Can you find the lines of the listing that include "name" and copy every one?

» **PROVIDED INFORMATION**

++++++

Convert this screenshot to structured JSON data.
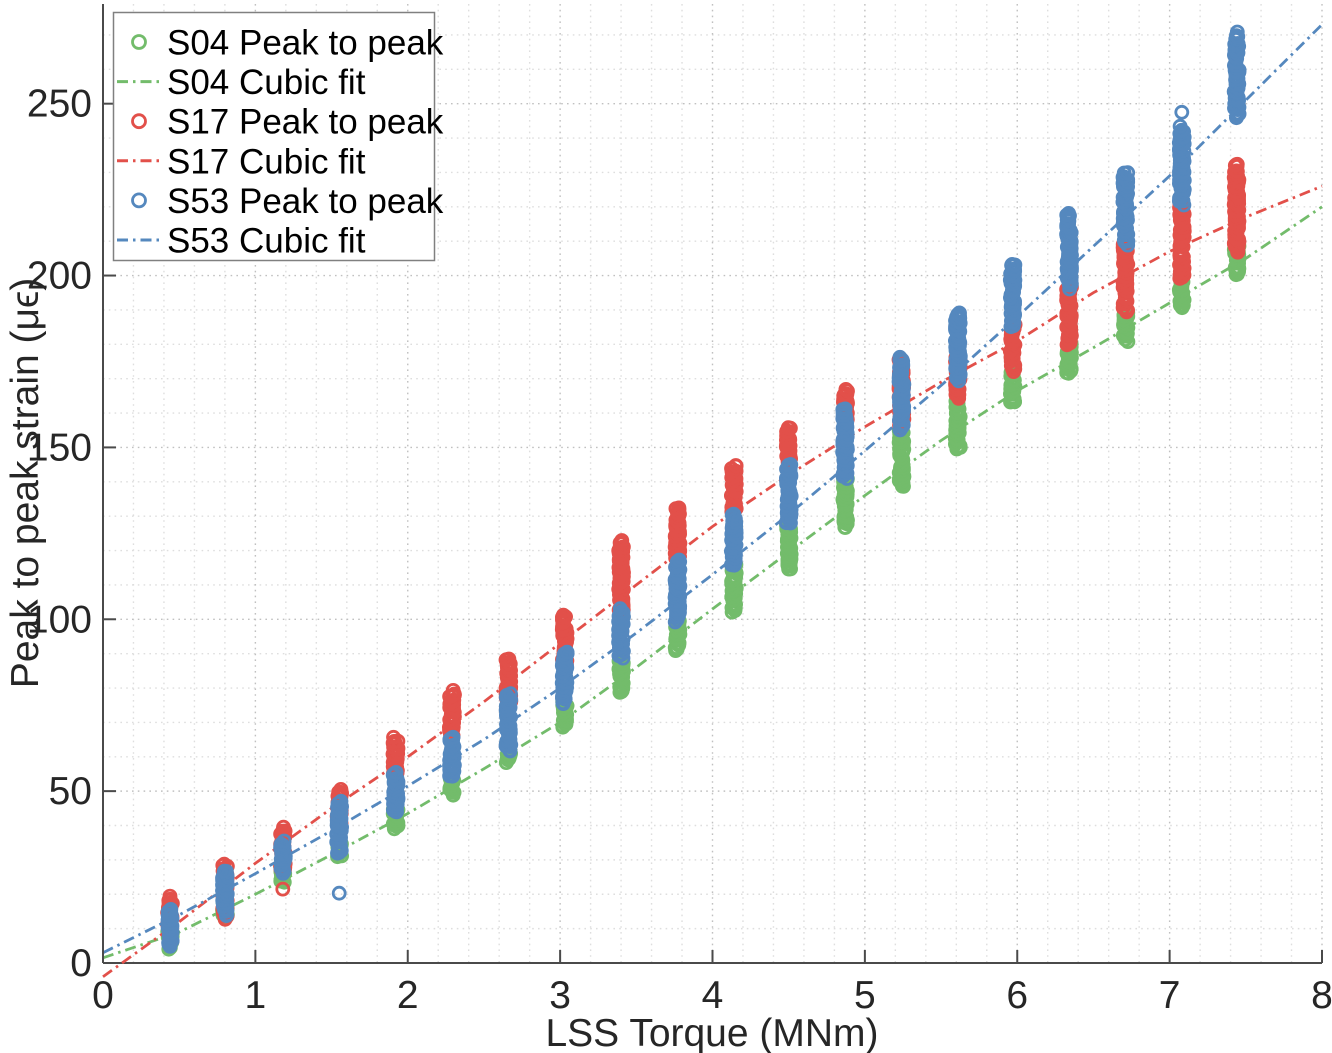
{
  "figure": {
    "background": "#ffffff"
  },
  "chart_data": {
    "type": "scatter",
    "title": "",
    "xlabel": "LSS Torque (MNm)",
    "ylabel": "Peak to peak strain (μϵ)",
    "xlim": [
      0,
      8
    ],
    "ylim": [
      0,
      279
    ],
    "xticks": [
      0,
      1,
      2,
      3,
      4,
      5,
      6,
      7,
      8
    ],
    "yticks": [
      0,
      50,
      100,
      150,
      200,
      250
    ],
    "x_minor_step": 0.2,
    "y_minor_step": 10,
    "grid": {
      "major": true,
      "minor": true,
      "style": "dotted",
      "major_color": "#c0c0c0",
      "minor_color": "#dedede"
    },
    "axis_color": "#4a4a4a",
    "text_color": "#262626",
    "legend": {
      "position": "northwest",
      "border_color": "#808080",
      "background": "#ffffff"
    },
    "series": [
      {
        "name": "S04 Peak to peak",
        "slug": "s04-peak-to-peak",
        "kind": "scatter",
        "color": "#73bc6b",
        "clusters": [
          [
            0.44,
            4.5,
            9
          ],
          [
            0.8,
            13,
            17
          ],
          [
            1.18,
            23.3,
            27.6
          ],
          [
            1.55,
            30.8,
            34.9
          ],
          [
            1.92,
            39,
            45
          ],
          [
            2.29,
            49.4,
            54
          ],
          [
            2.66,
            58.5,
            62.5
          ],
          [
            3.03,
            68.6,
            75.6
          ],
          [
            3.4,
            78.8,
            89
          ],
          [
            3.77,
            91,
            99.7
          ],
          [
            4.14,
            102.6,
            115.7
          ],
          [
            4.5,
            114.2,
            127.9
          ],
          [
            4.87,
            126.7,
            141.3
          ],
          [
            5.24,
            138.4,
            155
          ],
          [
            5.61,
            150,
            164.2
          ],
          [
            5.97,
            162.8,
            172.4
          ],
          [
            6.34,
            171.5,
            180.2
          ],
          [
            6.71,
            181.1,
            189.8
          ],
          [
            7.08,
            190.5,
            199.5
          ],
          [
            7.44,
            200,
            211
          ]
        ],
        "outliers": []
      },
      {
        "name": "S04 Cubic fit",
        "slug": "s04-cubic-fit",
        "kind": "line",
        "color": "#73bc6b",
        "style": "dash-dot",
        "points": [
          [
            0,
            1.5
          ],
          [
            0.5,
            9
          ],
          [
            1,
            20
          ],
          [
            1.5,
            31.5
          ],
          [
            2,
            43.5
          ],
          [
            2.5,
            56.5
          ],
          [
            3,
            70
          ],
          [
            3.5,
            86
          ],
          [
            4,
            103
          ],
          [
            4.5,
            119.5
          ],
          [
            5,
            136
          ],
          [
            5.5,
            152
          ],
          [
            6,
            166.5
          ],
          [
            6.5,
            179
          ],
          [
            7,
            192
          ],
          [
            7.5,
            205
          ],
          [
            8,
            220
          ]
        ]
      },
      {
        "name": "S17 Peak to peak",
        "slug": "s17-peak-to-peak",
        "kind": "scatter",
        "color": "#e2504a",
        "clusters": [
          [
            0.44,
            11,
            18.9
          ],
          [
            0.8,
            13,
            28.5
          ],
          [
            1.18,
            27,
            39.2
          ],
          [
            1.55,
            40,
            50.3
          ],
          [
            1.92,
            55.2,
            65.4
          ],
          [
            2.29,
            65.7,
            78.8
          ],
          [
            2.66,
            75,
            88.7
          ],
          [
            3.03,
            87,
            101
          ],
          [
            3.4,
            102.6,
            122.4
          ],
          [
            3.77,
            117.2,
            132.3
          ],
          [
            4.14,
            131.1,
            144.8
          ],
          [
            4.5,
            145.3,
            155.8
          ],
          [
            4.87,
            157.8,
            166.6
          ],
          [
            5.24,
            156,
            175.3
          ],
          [
            5.61,
            164.2,
            176
          ],
          [
            5.97,
            172.4,
            186
          ],
          [
            6.34,
            180.2,
            196.5
          ],
          [
            6.71,
            189.8,
            209.5
          ],
          [
            7.08,
            199,
            221
          ],
          [
            7.44,
            207,
            232.5
          ]
        ],
        "outliers": [
          [
            1.18,
            21.5
          ]
        ]
      },
      {
        "name": "S17 Cubic fit",
        "slug": "s17-cubic-fit",
        "kind": "line",
        "color": "#e2504a",
        "style": "dash-dot",
        "points": [
          [
            0,
            -4
          ],
          [
            0.5,
            12
          ],
          [
            1,
            29
          ],
          [
            1.5,
            45
          ],
          [
            2,
            60
          ],
          [
            2.5,
            76
          ],
          [
            3,
            93
          ],
          [
            3.5,
            110
          ],
          [
            4,
            127
          ],
          [
            4.5,
            142
          ],
          [
            5,
            156
          ],
          [
            5.5,
            169
          ],
          [
            6,
            181
          ],
          [
            6.5,
            195
          ],
          [
            7,
            207
          ],
          [
            7.5,
            217
          ],
          [
            8,
            226
          ]
        ]
      },
      {
        "name": "S53 Peak to peak",
        "slug": "s53-peak-to-peak",
        "kind": "scatter",
        "color": "#5588be",
        "clusters": [
          [
            0.44,
            5,
            15.5
          ],
          [
            0.8,
            14,
            27
          ],
          [
            1.18,
            26.2,
            35.2
          ],
          [
            1.55,
            31.4,
            46.8
          ],
          [
            1.92,
            44,
            55.5
          ],
          [
            2.29,
            54,
            65.7
          ],
          [
            2.66,
            62,
            78
          ],
          [
            3.03,
            75.5,
            90.5
          ],
          [
            3.4,
            89,
            102.6
          ],
          [
            3.77,
            99.7,
            117.2
          ],
          [
            4.14,
            115.7,
            131.1
          ],
          [
            4.5,
            127.9,
            145.3
          ],
          [
            4.87,
            141.3,
            160.8
          ],
          [
            5.24,
            155,
            176
          ],
          [
            5.61,
            169.5,
            189.2
          ],
          [
            5.97,
            184.9,
            203.5
          ],
          [
            6.34,
            196.5,
            218
          ],
          [
            6.71,
            209.3,
            229.7
          ],
          [
            7.08,
            221,
            243
          ],
          [
            7.44,
            246.5,
            270.5
          ]
        ],
        "outliers": [
          [
            1.55,
            20.3
          ],
          [
            7.08,
            247.5
          ]
        ]
      },
      {
        "name": "S53 Cubic fit",
        "slug": "s53-cubic-fit",
        "kind": "line",
        "color": "#5588be",
        "style": "dash-dot",
        "points": [
          [
            0,
            3
          ],
          [
            0.5,
            14
          ],
          [
            1,
            26
          ],
          [
            1.5,
            38.5
          ],
          [
            2,
            51.5
          ],
          [
            2.5,
            65
          ],
          [
            3,
            80
          ],
          [
            3.5,
            96
          ],
          [
            4,
            113
          ],
          [
            4.5,
            130.5
          ],
          [
            5,
            149
          ],
          [
            5.5,
            168
          ],
          [
            6,
            188
          ],
          [
            6.5,
            208.5
          ],
          [
            7,
            229
          ],
          [
            7.5,
            251
          ],
          [
            8,
            273
          ]
        ]
      }
    ]
  }
}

++++++

» **ANSWER FOR THIS EXERCISE**
        "name": "S04 Peak to peak",
        "name": "S04 Cubic fit",
        "name": "S17 Peak to peak",
        "name": "S17 Cubic fit",
        "name": "S53 Peak to peak",
        "name": "S53 Cubic fit",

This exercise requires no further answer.